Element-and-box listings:
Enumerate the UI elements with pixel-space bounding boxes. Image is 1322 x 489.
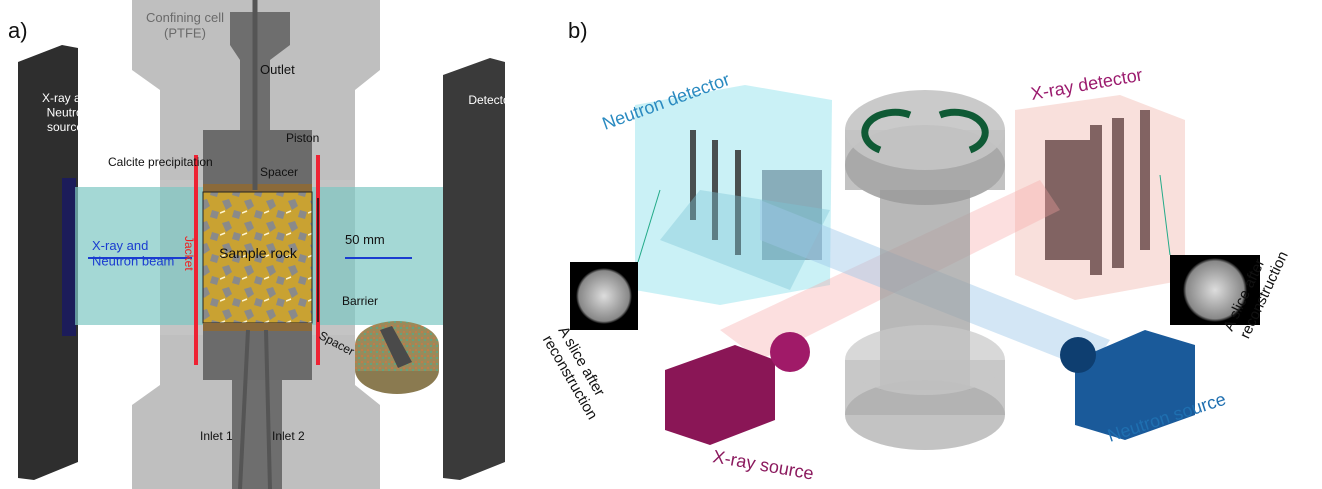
label-line: Neutron beam [92,254,174,269]
label: Piston [286,131,319,145]
panel-label: b) [568,18,588,43]
panel-a-graphics [18,0,505,489]
label: 50 mm [345,232,385,247]
label: Inlet 2 [272,429,305,443]
panel-b-graphics [570,85,1260,450]
label: Sample rock [219,245,298,261]
label: X-ray and Neutron sources [42,91,94,134]
label: Detectors [468,93,519,107]
label: A slice afterreconstruction [539,324,616,423]
label: Inlet 1 [200,429,233,443]
label: Calcite precipitation [108,155,213,169]
label: Barrier [342,294,378,308]
label: Jacket [182,236,196,271]
label-line: sources [47,120,89,134]
label-line: X-ray and [42,91,94,105]
label: X-ray and Neutron beam [92,238,174,269]
label: Outlet [260,62,295,77]
label-line: Neutron [47,105,90,119]
label-line: X-ray and [92,238,148,253]
label-line: (PTFE) [164,26,206,41]
label: Spacer [260,165,298,179]
label-line: Confining cell [146,10,224,25]
label: Confining cell (PTFE) [146,10,224,41]
label: X-ray source [711,446,815,483]
panel-label: a) [8,18,28,43]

Aim of the task: Reproduce every line of the items above word for word, leaving out the pictures.

Answer below:
Enumerate the UI elements with pixel-space bounding boxes. Image is 1322 x 489.
label-line: Neutron beam [92,254,174,269]
label: Piston [286,131,319,145]
panel-label: b) [568,18,588,43]
panel-a-graphics [18,0,505,489]
label: 50 mm [345,232,385,247]
label: Inlet 2 [272,429,305,443]
panel-b-graphics [570,85,1260,450]
label: Sample rock [219,245,298,261]
label: X-ray and Neutron sources [42,91,94,134]
label: Detectors [468,93,519,107]
label: A slice afterreconstruction [539,324,616,423]
label: Inlet 1 [200,429,233,443]
label: Calcite precipitation [108,155,213,169]
label: Barrier [342,294,378,308]
label: Jacket [182,236,196,271]
label-line: sources [47,120,89,134]
label-line: X-ray and [42,91,94,105]
label: X-ray and Neutron beam [92,238,174,269]
label: Outlet [260,62,295,77]
label-line: Neutron [47,105,90,119]
label-line: X-ray and [92,238,148,253]
label-line: (PTFE) [164,26,206,41]
label: Spacer [260,165,298,179]
label-line: Confining cell [146,10,224,25]
label: Confining cell (PTFE) [146,10,224,41]
label: X-ray source [711,446,815,483]
panel-label: a) [8,18,28,43]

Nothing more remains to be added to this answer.